__Task to complete__
Can you retype every record below exactly as written?

__Data excerpts__

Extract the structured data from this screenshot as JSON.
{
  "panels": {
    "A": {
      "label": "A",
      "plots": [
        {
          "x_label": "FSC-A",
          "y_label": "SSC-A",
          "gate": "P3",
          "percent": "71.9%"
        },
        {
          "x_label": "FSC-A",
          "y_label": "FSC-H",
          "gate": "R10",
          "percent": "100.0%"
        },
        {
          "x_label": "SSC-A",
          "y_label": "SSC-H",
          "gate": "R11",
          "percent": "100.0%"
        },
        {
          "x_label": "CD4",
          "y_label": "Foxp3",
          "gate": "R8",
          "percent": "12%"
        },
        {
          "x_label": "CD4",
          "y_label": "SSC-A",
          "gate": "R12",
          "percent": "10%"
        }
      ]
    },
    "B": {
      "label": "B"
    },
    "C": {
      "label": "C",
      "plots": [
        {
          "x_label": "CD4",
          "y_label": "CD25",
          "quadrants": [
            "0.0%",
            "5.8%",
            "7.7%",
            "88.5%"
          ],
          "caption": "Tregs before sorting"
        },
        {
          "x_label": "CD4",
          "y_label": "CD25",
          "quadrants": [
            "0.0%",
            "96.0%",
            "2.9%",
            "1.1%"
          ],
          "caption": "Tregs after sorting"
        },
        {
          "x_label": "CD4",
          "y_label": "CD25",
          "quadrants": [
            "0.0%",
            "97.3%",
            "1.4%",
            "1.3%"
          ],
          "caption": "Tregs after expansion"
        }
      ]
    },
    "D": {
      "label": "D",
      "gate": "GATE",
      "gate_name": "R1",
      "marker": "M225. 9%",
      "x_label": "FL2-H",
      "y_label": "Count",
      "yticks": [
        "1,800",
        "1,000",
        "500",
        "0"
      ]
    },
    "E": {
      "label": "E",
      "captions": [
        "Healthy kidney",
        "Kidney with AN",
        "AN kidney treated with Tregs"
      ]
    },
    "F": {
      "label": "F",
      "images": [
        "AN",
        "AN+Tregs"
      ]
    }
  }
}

__Expected answer__
Extract the structured data from this screenshot as JSON.
{
  "panels": {
    "A": {
      "label": "A",
      "plots": [
        {
          "x_label": "FSC-A",
          "y_label": "SSC-A",
          "gate": "P3",
          "percent": "71.9%"
        },
        {
          "x_label": "FSC-A",
          "y_label": "FSC-H",
          "gate": "R10",
          "percent": "100.0%"
        },
        {
          "x_label": "SSC-A",
          "y_label": "SSC-H",
          "gate": "R11",
          "percent": "100.0%"
        },
        {
          "x_label": "CD4",
          "y_label": "Foxp3",
          "gate": "R8",
          "percent": "12%"
        },
        {
          "x_label": "CD4",
          "y_label": "SSC-A",
          "gate": "R12",
          "percent": "10%"
        }
      ]
    },
    "B": {
      "label": "B"
    },
    "C": {
      "label": "C",
      "plots": [
        {
          "x_label": "CD4",
          "y_label": "CD25",
          "quadrants": [
            "0.0%",
            "5.8%",
            "7.7%",
            "88.5%"
          ],
          "caption": "Tregs before sorting"
        },
        {
          "x_label": "CD4",
          "y_label": "CD25",
          "quadrants": [
            "0.0%",
            "96.0%",
            "2.9%",
            "1.1%"
          ],
          "caption": "Tregs after sorting"
        },
        {
          "x_label": "CD4",
          "y_label": "CD25",
          "quadrants": [
            "0.0%",
            "97.3%",
            "1.4%",
            "1.3%"
          ],
          "caption": "Tregs after expansion"
        }
      ]
    },
    "D": {
      "label": "D",
      "gate": "GATE",
      "gate_name": "R1",
      "marker": "M225. 9%",
      "x_label": "FL2-H",
      "y_label": "Count",
      "yticks": [
        "1,800",
        "1,000",
        "500",
        "0"
      ]
    },
    "E": {
      "label": "E",
      "captions": [
        "Healthy kidney",
        "Kidney with AN",
        "AN kidney treated with Tregs"
      ]
    },
    "F": {
      "label": "F",
      "images": [
        "AN",
        "AN+Tregs"
      ]
    }
  }
}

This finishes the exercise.